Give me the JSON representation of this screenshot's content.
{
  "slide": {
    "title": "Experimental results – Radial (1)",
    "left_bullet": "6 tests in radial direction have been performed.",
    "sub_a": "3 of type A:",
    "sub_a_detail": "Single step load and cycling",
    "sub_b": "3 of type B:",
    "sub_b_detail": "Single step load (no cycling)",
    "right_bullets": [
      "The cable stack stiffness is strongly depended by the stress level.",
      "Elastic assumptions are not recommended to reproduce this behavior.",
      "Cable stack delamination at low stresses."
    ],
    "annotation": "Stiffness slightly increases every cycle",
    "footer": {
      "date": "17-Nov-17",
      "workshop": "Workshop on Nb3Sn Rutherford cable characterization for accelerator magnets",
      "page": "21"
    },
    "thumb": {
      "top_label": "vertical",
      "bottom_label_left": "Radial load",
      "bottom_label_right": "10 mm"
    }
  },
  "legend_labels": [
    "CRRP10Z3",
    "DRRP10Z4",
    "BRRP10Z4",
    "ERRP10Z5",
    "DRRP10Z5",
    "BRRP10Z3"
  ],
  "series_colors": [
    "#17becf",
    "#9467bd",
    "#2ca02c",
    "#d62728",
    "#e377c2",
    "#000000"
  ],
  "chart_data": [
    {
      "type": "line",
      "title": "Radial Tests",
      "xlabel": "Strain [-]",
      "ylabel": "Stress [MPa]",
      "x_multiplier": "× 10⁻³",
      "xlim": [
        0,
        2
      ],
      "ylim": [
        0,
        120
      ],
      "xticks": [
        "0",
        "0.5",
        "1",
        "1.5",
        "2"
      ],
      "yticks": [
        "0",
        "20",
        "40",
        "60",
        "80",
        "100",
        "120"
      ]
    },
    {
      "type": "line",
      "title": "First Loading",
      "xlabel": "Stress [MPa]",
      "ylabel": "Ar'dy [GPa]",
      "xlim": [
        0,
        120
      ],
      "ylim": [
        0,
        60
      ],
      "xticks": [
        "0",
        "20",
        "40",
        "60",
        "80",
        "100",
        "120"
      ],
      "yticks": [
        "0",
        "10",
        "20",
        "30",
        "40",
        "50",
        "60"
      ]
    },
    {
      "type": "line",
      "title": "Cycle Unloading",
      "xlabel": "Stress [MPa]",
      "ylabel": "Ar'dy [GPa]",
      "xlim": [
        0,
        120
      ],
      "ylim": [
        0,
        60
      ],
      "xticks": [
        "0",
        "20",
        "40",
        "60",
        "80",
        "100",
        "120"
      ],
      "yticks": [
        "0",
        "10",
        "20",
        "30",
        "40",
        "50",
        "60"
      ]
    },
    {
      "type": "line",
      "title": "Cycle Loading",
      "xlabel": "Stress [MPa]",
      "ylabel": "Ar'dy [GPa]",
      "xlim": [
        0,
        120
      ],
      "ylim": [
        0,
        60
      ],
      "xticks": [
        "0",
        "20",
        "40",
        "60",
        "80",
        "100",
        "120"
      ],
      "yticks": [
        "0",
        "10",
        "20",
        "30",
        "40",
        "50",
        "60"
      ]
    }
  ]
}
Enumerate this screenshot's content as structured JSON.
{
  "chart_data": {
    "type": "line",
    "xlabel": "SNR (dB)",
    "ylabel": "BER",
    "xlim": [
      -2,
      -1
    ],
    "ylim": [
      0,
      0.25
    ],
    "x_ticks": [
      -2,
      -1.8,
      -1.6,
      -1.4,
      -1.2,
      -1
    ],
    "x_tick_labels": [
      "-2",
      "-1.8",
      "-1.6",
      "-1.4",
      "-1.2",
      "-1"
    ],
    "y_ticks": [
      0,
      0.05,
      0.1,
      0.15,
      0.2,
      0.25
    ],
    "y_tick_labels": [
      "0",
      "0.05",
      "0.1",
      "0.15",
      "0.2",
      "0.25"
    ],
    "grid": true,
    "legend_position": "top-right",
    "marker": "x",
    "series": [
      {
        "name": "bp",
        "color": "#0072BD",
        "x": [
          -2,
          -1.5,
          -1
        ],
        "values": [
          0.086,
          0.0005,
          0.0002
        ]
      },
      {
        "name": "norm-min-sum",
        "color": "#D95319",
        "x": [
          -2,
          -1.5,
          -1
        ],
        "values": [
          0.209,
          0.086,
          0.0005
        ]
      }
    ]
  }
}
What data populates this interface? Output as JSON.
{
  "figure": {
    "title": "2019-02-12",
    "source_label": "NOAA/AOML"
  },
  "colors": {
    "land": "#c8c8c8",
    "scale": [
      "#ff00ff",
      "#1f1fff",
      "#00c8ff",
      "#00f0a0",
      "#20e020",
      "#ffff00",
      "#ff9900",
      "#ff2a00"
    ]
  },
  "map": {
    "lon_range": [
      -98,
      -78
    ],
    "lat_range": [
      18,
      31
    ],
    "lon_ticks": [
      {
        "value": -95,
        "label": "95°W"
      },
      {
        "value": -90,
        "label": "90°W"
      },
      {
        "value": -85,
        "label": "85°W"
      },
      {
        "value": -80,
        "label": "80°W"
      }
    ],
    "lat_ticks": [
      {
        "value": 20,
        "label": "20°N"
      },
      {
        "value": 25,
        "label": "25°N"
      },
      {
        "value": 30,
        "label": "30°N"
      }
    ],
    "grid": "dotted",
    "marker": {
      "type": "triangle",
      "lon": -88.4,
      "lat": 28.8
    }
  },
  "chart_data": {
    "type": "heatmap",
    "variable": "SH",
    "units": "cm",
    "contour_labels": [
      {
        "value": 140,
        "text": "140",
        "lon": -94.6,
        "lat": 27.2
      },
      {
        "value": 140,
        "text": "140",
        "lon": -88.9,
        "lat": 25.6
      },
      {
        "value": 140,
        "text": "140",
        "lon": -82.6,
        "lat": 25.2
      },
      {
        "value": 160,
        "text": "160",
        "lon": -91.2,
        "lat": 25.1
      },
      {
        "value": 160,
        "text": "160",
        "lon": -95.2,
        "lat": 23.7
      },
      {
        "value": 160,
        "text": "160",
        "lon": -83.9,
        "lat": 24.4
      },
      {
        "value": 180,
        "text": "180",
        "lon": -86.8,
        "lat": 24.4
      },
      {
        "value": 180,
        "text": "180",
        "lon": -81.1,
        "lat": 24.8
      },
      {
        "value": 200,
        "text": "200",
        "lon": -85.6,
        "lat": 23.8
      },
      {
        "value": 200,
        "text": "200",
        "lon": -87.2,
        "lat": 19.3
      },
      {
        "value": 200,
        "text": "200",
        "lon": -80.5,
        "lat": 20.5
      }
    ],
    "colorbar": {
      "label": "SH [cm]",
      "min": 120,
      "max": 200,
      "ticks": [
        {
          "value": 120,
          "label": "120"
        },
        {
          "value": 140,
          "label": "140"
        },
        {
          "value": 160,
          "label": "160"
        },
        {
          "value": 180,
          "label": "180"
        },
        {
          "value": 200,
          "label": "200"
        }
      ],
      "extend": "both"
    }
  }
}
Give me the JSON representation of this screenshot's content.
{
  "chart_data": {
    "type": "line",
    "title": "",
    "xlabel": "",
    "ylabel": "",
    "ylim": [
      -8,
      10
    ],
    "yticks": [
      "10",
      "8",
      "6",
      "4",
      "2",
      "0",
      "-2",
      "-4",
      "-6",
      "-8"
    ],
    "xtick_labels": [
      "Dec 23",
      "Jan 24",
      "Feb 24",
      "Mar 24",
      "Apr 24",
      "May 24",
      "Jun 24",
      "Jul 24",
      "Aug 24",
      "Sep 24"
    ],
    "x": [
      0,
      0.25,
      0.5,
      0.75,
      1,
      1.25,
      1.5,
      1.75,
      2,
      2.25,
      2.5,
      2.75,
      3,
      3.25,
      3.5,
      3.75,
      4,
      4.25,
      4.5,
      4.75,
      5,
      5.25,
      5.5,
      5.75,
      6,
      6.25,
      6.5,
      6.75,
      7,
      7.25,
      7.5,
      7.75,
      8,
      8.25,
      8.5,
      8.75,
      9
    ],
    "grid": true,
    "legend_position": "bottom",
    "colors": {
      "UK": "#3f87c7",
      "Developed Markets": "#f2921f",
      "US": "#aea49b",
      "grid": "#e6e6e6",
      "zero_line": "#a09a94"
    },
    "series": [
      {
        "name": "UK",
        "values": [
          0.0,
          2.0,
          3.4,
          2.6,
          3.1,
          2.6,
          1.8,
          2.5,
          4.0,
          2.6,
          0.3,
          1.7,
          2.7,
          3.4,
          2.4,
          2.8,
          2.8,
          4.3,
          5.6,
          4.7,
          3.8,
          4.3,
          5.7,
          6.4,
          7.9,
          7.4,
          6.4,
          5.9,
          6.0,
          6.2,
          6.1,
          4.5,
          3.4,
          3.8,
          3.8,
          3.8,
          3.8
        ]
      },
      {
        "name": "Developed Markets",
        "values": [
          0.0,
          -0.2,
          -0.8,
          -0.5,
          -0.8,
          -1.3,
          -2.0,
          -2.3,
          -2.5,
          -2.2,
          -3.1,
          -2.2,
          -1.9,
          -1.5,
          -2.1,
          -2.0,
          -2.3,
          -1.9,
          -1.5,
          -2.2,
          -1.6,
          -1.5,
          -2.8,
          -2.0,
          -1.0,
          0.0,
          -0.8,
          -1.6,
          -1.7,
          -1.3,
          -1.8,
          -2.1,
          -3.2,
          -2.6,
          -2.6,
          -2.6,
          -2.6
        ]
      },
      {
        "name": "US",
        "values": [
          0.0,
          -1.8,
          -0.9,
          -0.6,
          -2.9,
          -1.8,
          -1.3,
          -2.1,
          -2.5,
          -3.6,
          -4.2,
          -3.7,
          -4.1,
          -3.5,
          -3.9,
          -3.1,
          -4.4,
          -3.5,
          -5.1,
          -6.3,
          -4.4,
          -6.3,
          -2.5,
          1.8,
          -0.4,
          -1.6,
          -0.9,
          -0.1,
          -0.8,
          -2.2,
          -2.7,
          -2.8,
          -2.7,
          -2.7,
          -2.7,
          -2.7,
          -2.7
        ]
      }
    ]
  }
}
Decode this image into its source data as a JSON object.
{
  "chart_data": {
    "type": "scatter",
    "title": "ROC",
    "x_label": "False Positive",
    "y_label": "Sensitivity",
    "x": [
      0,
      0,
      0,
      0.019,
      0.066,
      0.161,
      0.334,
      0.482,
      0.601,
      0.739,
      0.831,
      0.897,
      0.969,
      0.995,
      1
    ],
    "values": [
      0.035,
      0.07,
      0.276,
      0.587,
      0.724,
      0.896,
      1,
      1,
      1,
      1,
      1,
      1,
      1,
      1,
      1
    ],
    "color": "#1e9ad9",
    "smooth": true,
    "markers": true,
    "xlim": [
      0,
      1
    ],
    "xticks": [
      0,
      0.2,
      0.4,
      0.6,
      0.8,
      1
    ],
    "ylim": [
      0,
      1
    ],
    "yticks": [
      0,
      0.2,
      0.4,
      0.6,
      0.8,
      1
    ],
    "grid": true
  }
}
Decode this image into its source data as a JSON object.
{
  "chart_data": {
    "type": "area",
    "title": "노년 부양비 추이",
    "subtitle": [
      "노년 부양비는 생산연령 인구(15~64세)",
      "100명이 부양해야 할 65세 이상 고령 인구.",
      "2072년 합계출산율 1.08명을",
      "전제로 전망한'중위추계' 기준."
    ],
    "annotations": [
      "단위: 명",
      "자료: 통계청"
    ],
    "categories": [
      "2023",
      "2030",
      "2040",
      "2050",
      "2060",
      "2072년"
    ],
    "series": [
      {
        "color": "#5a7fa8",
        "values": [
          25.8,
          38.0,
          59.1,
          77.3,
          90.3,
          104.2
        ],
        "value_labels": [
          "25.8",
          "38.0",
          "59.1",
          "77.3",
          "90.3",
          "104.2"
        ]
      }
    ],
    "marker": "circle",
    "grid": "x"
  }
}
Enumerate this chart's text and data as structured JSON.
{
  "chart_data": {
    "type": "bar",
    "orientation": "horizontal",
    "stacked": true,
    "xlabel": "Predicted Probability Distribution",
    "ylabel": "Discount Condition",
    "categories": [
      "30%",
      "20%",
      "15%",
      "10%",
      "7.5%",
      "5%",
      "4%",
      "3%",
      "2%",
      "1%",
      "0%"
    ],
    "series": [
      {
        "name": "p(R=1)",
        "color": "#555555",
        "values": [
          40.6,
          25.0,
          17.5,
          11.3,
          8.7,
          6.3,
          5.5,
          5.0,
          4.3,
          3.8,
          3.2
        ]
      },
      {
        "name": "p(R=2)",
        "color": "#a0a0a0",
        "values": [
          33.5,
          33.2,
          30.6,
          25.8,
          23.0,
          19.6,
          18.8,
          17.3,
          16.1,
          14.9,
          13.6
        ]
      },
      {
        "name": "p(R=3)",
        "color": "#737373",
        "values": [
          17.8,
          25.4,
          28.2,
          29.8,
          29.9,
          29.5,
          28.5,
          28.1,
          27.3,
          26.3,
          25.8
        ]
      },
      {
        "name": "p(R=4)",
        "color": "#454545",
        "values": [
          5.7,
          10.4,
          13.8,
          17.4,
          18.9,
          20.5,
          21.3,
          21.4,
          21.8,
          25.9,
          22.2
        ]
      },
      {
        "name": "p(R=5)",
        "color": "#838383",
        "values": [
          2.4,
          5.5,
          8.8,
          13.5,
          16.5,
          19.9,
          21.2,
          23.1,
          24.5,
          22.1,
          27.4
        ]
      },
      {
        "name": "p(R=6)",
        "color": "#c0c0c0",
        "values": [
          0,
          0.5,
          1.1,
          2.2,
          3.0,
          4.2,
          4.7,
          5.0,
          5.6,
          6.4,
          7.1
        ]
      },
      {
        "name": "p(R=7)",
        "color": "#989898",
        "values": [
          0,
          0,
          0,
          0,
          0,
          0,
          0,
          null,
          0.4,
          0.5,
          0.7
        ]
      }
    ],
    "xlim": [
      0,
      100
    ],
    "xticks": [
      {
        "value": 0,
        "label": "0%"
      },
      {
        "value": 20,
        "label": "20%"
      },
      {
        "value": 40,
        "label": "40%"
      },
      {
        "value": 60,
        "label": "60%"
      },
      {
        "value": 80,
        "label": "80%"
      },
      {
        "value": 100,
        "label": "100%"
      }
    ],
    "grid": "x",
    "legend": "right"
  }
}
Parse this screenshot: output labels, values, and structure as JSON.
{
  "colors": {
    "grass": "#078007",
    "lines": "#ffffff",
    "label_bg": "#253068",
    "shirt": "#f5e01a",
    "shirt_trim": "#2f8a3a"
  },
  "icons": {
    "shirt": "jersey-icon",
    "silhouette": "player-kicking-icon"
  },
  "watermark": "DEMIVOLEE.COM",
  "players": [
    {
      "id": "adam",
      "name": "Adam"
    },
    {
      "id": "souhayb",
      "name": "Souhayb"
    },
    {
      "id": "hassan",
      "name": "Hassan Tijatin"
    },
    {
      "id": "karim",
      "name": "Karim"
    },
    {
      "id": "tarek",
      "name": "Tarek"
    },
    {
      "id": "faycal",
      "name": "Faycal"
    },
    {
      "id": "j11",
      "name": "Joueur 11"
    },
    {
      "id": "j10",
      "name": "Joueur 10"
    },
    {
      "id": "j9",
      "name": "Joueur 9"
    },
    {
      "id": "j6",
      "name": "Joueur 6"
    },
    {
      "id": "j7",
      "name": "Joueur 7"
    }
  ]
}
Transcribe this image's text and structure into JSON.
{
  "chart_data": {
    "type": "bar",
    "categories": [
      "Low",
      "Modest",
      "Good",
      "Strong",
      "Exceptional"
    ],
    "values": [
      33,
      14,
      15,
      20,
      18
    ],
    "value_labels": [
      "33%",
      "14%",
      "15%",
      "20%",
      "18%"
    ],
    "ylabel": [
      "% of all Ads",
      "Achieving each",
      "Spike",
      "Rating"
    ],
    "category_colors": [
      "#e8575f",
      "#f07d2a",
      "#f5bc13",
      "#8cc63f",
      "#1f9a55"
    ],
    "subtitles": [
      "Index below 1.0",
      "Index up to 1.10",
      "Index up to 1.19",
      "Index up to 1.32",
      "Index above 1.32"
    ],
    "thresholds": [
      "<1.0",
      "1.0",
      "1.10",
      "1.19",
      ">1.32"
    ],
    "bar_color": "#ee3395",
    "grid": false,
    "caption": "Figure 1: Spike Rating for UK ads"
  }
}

------------------------------------

Set exercise
Reproduce each line of the entries in which the word "Markets" is found.

Exercise solution
      "Developed Markets": "#f2921f",
        "name": "Developed Markets",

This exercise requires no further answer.